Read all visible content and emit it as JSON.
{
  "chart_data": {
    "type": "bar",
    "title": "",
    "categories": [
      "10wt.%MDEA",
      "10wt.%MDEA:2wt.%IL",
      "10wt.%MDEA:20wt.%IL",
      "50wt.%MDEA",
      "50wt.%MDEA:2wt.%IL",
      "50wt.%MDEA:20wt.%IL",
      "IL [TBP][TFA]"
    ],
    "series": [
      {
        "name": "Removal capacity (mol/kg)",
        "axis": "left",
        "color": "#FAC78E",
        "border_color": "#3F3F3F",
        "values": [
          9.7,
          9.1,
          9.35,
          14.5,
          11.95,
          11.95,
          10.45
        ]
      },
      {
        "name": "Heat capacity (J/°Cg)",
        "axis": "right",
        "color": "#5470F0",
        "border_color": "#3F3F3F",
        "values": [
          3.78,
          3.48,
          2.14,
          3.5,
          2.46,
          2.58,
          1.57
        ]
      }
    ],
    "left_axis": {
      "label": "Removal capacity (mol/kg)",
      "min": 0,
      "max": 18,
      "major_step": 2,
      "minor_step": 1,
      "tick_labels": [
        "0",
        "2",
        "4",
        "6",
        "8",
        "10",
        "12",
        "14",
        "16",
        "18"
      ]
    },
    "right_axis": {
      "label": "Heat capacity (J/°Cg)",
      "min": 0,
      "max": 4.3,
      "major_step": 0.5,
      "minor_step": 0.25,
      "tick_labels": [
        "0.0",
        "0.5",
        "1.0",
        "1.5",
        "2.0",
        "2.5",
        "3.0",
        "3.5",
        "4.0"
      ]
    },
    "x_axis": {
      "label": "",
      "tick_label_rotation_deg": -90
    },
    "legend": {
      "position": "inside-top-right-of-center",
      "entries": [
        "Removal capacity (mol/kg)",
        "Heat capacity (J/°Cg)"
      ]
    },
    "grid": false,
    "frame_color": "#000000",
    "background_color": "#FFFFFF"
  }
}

→ SET EXERCISE: Please reproduce each line exactly as written.

→ RIGHT ANSWER:
Read all visible content and emit it as JSON.
{
  "chart_data": {
    "type": "bar",
    "title": "",
    "categories": [
      "10wt.%MDEA",
      "10wt.%MDEA:2wt.%IL",
      "10wt.%MDEA:20wt.%IL",
      "50wt.%MDEA",
      "50wt.%MDEA:2wt.%IL",
      "50wt.%MDEA:20wt.%IL",
      "IL [TBP][TFA]"
    ],
    "series": [
      {
        "name": "Removal capacity (mol/kg)",
        "axis": "left",
        "color": "#FAC78E",
        "border_color": "#3F3F3F",
        "values": [
          9.7,
          9.1,
          9.35,
          14.5,
          11.95,
          11.95,
          10.45
        ]
      },
      {
        "name": "Heat capacity (J/°Cg)",
        "axis": "right",
        "color": "#5470F0",
        "border_color": "#3F3F3F",
        "values": [
          3.78,
          3.48,
          2.14,
          3.5,
          2.46,
          2.58,
          1.57
        ]
      }
    ],
    "left_axis": {
      "label": "Removal capacity (mol/kg)",
      "min": 0,
      "max": 18,
      "major_step": 2,
      "minor_step": 1,
      "tick_labels": [
        "0",
        "2",
        "4",
        "6",
        "8",
        "10",
        "12",
        "14",
        "16",
        "18"
      ]
    },
    "right_axis": {
      "label": "Heat capacity (J/°Cg)",
      "min": 0,
      "max": 4.3,
      "major_step": 0.5,
      "minor_step": 0.25,
      "tick_labels": [
        "0.0",
        "0.5",
        "1.0",
        "1.5",
        "2.0",
        "2.5",
        "3.0",
        "3.5",
        "4.0"
      ]
    },
    "x_axis": {
      "label": "",
      "tick_label_rotation_deg": -90
    },
    "legend": {
      "position": "inside-top-right-of-center",
      "entries": [
        "Removal capacity (mol/kg)",
        "Heat capacity (J/°Cg)"
      ]
    },
    "grid": false,
    "frame_color": "#000000",
    "background_color": "#FFFFFF"
  }
}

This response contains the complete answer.